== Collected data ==

++++++++++++++++++++

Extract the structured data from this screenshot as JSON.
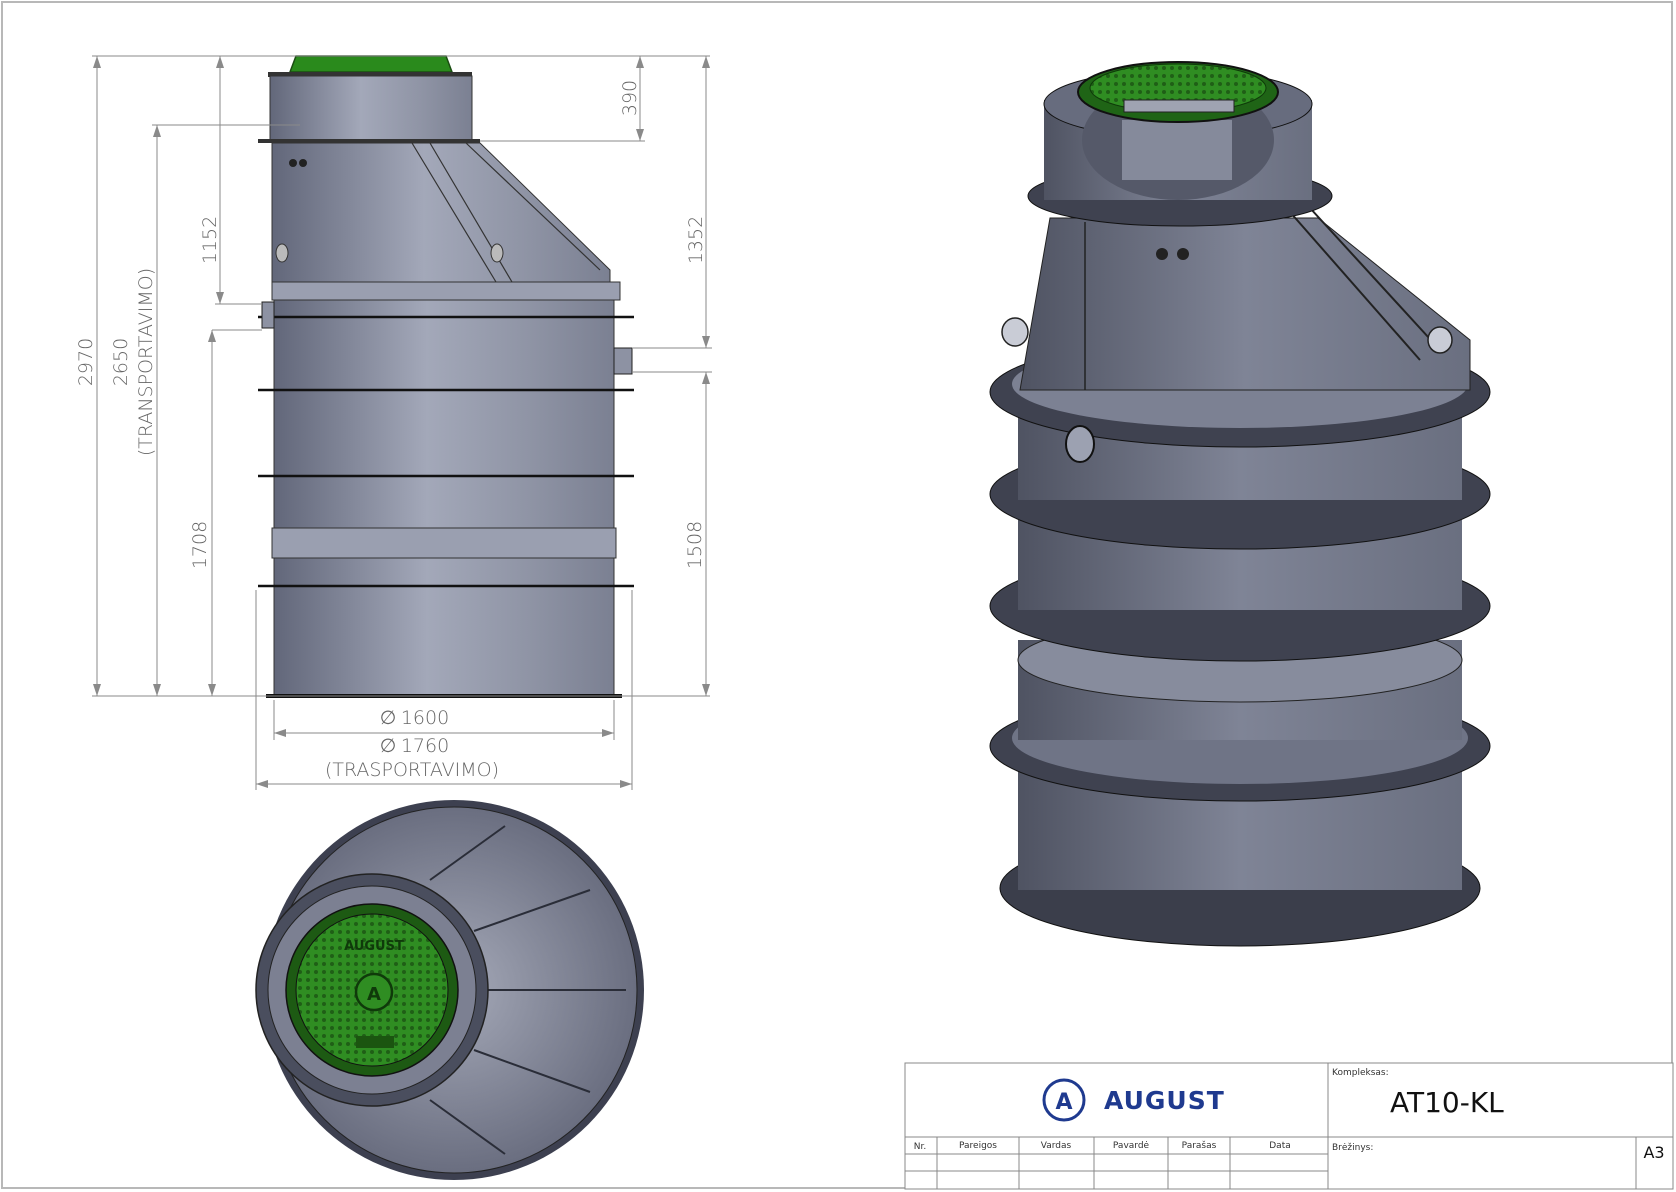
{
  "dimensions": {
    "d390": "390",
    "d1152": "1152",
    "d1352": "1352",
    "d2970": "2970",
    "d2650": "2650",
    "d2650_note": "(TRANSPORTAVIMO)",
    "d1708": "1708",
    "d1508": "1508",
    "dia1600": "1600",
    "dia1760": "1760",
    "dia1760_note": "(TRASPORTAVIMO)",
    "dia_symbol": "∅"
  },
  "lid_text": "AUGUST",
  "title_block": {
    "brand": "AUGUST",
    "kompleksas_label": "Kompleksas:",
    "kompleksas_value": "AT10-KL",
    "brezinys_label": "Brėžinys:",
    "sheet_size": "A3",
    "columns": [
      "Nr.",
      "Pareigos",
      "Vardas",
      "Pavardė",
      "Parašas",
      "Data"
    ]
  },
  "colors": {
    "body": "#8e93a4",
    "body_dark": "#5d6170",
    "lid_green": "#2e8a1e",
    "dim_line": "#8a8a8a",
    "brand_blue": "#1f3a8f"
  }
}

++++++++++++++++++++

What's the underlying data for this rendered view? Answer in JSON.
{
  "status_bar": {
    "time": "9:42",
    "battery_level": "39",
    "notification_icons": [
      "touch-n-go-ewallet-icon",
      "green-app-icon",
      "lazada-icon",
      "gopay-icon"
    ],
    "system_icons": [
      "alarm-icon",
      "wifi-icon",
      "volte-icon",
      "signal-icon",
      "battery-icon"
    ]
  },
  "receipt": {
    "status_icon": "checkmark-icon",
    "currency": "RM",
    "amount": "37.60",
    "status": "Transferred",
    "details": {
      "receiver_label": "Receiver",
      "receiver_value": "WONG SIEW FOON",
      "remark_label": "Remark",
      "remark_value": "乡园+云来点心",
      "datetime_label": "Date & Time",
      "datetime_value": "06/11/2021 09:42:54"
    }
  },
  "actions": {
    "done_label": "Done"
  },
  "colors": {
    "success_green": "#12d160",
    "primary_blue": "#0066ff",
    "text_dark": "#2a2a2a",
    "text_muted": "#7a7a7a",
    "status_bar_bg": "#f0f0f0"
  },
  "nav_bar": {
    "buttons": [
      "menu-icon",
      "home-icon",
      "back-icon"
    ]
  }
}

++++++++++++++++++++

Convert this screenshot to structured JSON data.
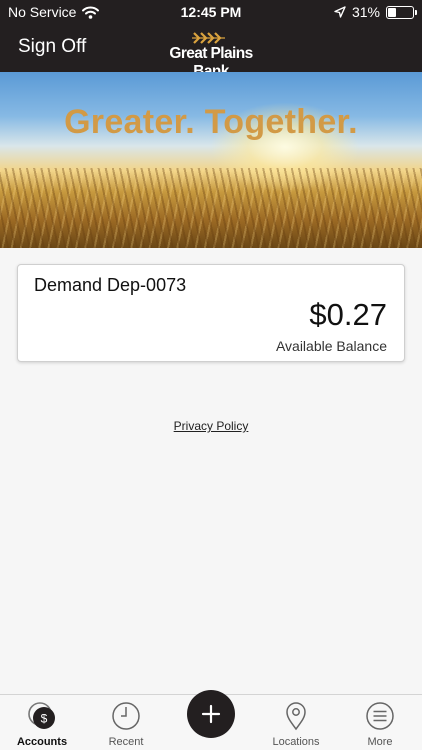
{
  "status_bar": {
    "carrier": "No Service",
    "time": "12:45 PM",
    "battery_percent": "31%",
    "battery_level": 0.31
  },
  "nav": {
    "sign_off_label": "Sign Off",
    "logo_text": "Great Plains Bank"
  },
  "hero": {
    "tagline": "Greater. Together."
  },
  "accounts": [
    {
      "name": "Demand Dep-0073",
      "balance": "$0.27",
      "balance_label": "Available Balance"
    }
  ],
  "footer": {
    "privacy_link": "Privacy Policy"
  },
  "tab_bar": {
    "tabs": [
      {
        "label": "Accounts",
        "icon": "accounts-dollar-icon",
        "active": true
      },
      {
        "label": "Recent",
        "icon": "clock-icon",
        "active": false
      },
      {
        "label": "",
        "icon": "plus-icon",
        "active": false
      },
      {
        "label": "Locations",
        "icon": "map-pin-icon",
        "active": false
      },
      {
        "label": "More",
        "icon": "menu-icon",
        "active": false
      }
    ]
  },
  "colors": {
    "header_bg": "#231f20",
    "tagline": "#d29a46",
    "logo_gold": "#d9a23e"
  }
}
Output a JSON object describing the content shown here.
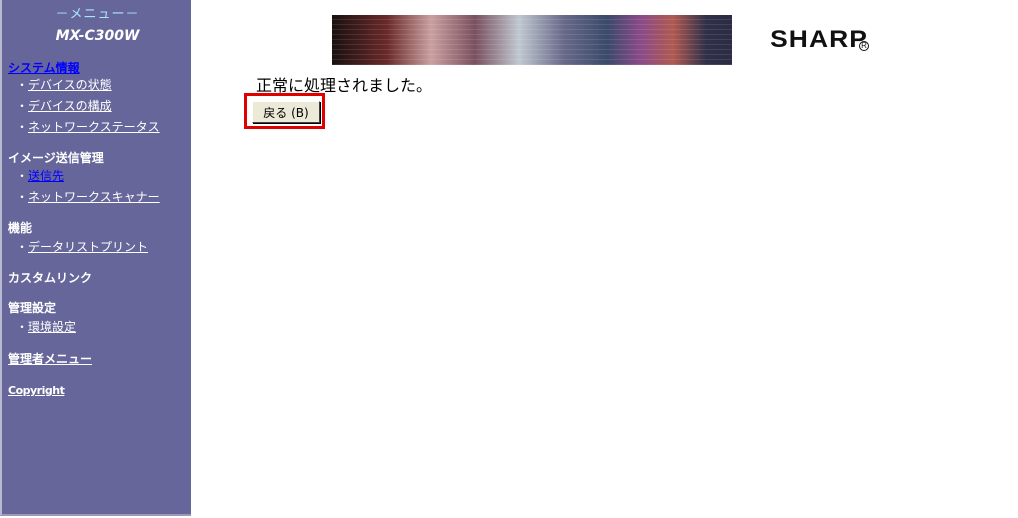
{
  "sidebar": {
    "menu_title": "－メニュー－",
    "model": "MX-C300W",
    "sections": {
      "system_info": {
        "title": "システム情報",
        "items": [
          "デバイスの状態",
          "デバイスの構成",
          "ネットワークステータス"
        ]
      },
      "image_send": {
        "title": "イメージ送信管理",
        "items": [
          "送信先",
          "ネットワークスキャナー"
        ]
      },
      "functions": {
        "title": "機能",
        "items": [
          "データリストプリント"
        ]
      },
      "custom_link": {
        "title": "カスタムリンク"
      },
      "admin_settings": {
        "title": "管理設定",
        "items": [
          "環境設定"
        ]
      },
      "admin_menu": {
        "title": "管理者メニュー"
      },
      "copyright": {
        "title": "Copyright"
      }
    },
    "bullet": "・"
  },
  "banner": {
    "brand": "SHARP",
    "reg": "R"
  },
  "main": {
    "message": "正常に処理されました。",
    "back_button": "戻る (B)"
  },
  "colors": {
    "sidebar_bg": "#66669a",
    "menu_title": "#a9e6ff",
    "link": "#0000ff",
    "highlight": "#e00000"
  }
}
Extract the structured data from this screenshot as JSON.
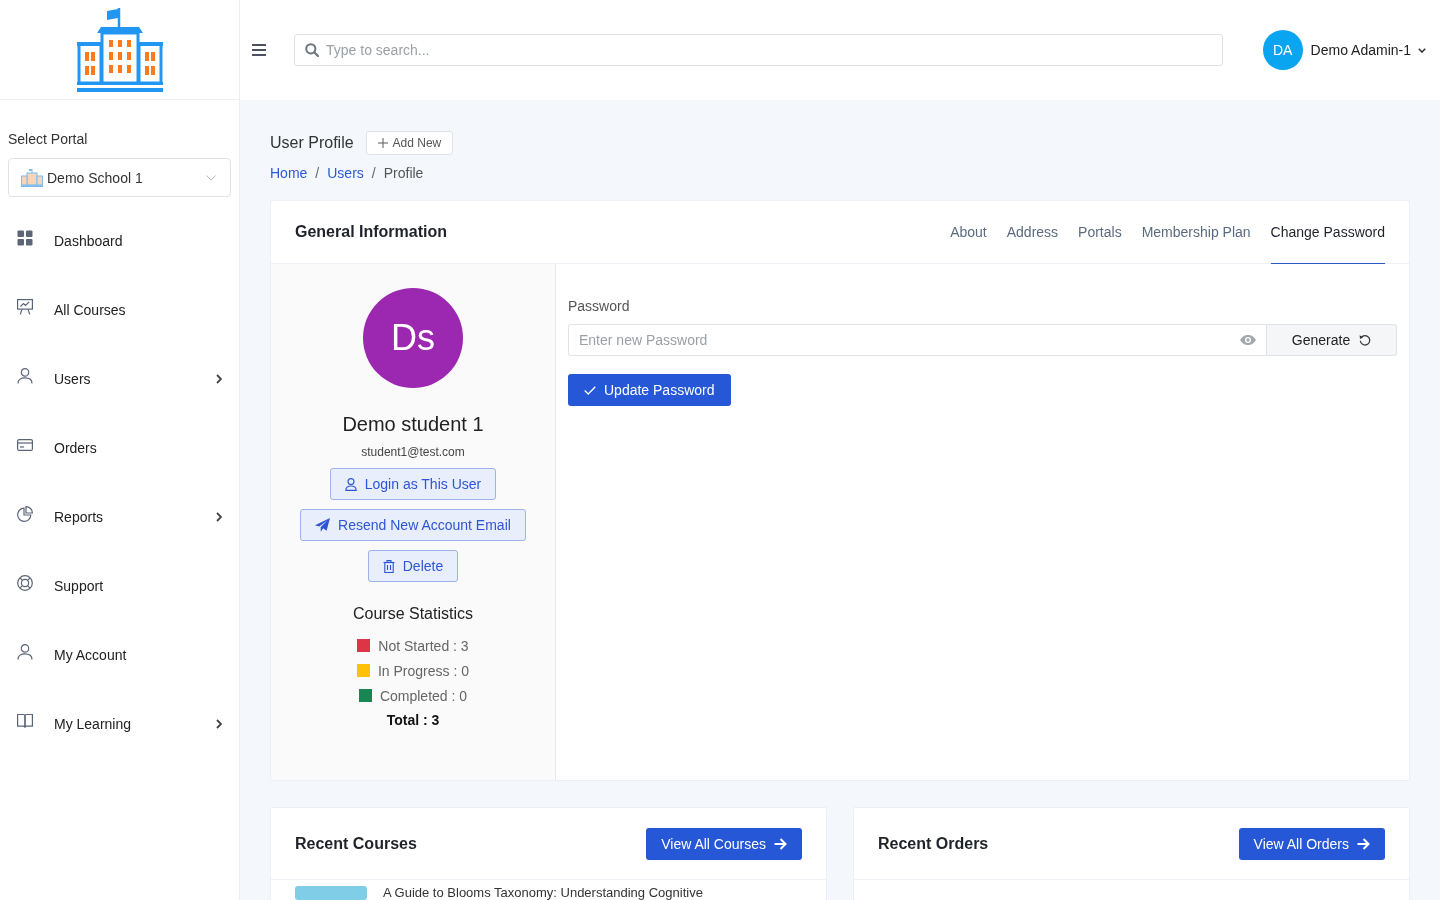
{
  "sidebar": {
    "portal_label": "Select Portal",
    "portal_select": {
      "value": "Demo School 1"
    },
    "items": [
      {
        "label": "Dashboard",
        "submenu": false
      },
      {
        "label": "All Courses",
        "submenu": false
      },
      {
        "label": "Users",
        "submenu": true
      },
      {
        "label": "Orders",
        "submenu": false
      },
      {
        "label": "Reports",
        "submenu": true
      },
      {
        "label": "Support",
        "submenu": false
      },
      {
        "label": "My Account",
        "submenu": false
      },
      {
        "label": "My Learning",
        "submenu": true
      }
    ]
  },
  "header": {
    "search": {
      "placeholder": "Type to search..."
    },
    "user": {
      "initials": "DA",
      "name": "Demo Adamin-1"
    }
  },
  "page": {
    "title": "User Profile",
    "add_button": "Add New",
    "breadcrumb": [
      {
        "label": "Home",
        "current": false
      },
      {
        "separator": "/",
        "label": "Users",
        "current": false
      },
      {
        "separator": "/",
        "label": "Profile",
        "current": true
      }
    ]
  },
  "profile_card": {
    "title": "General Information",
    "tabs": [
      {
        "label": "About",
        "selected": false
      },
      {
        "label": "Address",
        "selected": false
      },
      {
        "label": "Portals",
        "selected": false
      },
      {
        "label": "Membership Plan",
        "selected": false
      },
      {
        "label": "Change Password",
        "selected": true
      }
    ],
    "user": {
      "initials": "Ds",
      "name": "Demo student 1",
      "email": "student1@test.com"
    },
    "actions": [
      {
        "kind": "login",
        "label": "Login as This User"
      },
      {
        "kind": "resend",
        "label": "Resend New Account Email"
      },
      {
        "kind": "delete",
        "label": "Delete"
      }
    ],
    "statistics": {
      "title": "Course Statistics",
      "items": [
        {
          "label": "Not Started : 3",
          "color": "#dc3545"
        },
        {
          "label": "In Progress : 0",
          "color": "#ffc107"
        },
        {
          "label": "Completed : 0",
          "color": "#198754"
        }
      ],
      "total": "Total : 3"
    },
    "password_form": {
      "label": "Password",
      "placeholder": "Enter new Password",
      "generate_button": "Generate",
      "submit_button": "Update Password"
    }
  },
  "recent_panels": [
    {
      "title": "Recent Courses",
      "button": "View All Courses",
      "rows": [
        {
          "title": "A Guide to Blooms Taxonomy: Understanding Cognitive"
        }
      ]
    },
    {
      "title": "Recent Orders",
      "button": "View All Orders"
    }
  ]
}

++++++++++++++++++++

== Stated goal ==
Collect every line above that contains the word "Orders".

== Complete output ==
        "label": "Orders",
      "title": "Recent Orders",
      "button": "View All Orders"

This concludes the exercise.